**Exercise directions**
Search the material for the string "title" and copy each line where it occurs.

**Supplied data**
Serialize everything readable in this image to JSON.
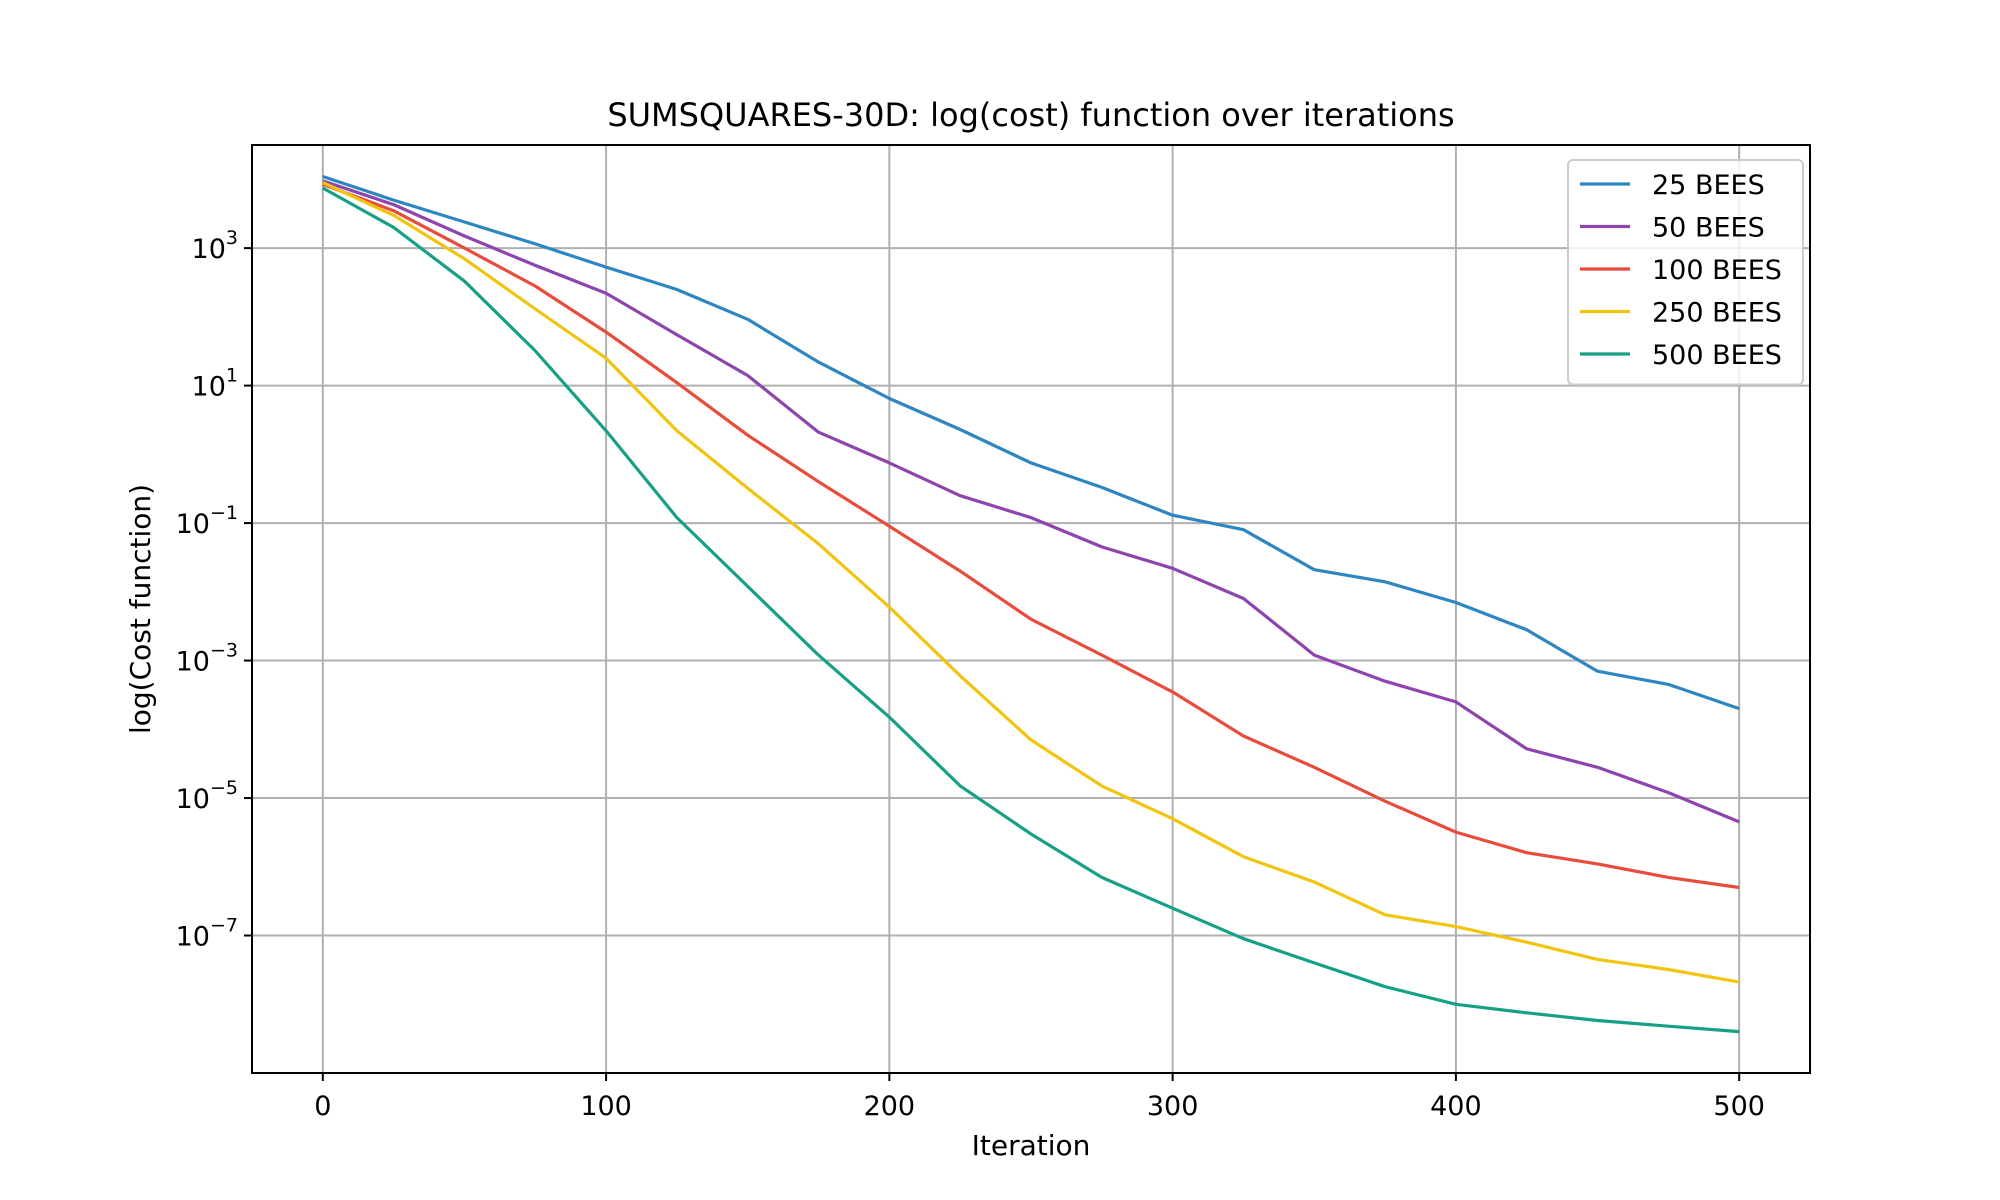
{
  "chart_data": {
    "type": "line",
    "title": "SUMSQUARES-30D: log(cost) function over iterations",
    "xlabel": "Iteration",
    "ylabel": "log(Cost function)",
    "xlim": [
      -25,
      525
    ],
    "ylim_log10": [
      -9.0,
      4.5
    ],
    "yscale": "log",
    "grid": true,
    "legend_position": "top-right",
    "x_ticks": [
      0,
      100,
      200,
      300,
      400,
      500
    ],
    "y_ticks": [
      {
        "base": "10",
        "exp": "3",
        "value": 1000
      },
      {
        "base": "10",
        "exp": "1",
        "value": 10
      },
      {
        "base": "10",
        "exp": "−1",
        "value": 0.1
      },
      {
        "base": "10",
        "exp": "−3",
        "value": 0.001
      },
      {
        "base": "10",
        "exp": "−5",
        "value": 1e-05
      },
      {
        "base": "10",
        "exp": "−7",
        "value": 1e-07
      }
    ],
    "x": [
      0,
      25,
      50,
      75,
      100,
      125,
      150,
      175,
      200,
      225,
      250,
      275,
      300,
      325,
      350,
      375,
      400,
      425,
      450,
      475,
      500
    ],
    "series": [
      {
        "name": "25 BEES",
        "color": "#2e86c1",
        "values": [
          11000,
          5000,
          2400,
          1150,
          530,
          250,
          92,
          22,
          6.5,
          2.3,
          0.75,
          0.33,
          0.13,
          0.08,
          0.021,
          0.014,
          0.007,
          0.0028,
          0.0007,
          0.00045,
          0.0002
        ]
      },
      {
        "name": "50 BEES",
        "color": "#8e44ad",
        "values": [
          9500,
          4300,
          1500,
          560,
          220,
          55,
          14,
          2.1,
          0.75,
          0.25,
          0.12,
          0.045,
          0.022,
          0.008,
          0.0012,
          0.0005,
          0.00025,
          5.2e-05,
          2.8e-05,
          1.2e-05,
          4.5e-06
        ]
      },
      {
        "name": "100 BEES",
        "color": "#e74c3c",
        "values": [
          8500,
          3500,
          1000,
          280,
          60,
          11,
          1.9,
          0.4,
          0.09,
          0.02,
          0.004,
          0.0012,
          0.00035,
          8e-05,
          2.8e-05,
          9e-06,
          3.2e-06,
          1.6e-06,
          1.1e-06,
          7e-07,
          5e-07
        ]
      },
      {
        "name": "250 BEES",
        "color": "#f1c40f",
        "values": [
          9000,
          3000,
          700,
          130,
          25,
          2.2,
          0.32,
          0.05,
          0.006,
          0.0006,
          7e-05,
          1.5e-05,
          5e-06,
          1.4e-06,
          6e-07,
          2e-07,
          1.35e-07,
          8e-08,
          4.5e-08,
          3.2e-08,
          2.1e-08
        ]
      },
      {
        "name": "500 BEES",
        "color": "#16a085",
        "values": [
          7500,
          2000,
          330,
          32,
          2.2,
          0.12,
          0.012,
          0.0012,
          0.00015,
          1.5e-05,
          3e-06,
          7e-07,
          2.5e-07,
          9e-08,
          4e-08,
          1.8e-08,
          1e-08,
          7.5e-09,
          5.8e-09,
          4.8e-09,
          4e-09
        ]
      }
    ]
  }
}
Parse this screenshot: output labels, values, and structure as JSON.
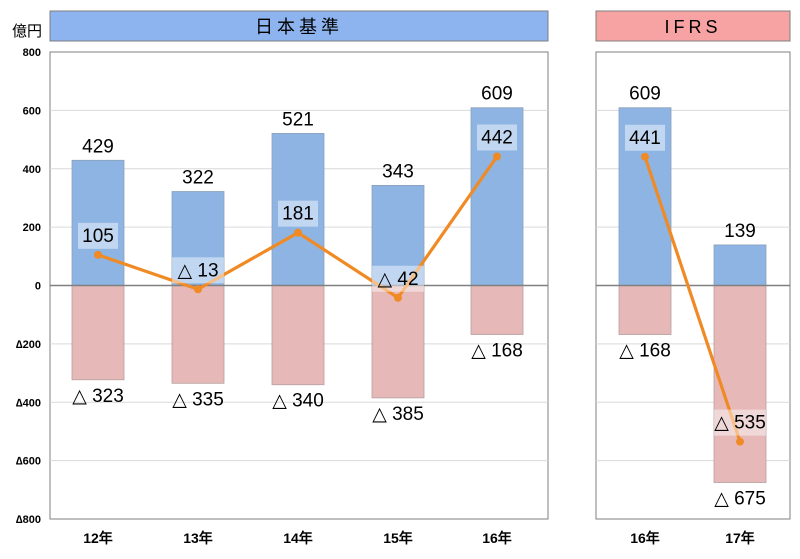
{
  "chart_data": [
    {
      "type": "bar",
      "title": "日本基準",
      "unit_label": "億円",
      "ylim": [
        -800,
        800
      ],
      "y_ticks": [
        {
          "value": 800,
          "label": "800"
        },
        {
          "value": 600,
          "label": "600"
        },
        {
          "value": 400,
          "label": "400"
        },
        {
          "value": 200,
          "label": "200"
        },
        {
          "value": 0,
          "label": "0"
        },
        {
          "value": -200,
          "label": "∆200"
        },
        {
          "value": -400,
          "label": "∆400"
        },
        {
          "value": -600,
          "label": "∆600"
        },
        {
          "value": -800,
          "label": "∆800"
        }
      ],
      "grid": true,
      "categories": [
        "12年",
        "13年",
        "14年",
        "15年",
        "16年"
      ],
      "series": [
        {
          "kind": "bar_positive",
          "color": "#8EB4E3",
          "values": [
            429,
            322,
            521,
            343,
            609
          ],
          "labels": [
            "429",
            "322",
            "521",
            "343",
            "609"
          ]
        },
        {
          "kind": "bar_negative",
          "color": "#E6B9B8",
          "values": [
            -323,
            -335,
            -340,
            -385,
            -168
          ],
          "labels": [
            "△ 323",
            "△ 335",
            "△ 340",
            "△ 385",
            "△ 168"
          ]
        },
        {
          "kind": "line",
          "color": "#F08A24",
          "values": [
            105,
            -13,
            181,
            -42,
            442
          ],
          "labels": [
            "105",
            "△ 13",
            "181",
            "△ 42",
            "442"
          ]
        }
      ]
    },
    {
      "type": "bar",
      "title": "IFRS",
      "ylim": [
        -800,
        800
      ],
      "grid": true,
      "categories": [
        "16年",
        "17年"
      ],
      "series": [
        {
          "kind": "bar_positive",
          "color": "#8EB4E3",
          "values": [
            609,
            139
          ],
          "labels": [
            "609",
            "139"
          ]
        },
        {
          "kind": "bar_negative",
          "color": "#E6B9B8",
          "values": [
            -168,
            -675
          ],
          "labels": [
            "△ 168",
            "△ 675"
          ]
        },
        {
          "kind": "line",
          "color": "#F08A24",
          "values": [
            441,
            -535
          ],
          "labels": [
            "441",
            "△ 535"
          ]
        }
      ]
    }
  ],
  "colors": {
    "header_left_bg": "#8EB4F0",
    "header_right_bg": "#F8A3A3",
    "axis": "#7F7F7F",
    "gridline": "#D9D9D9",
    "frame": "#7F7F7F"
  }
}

**The reply**
    "title": "SUMSQUARES-30D: log(cost) function over iterations",
      "title": "日本基準",
      "title": "IFRS",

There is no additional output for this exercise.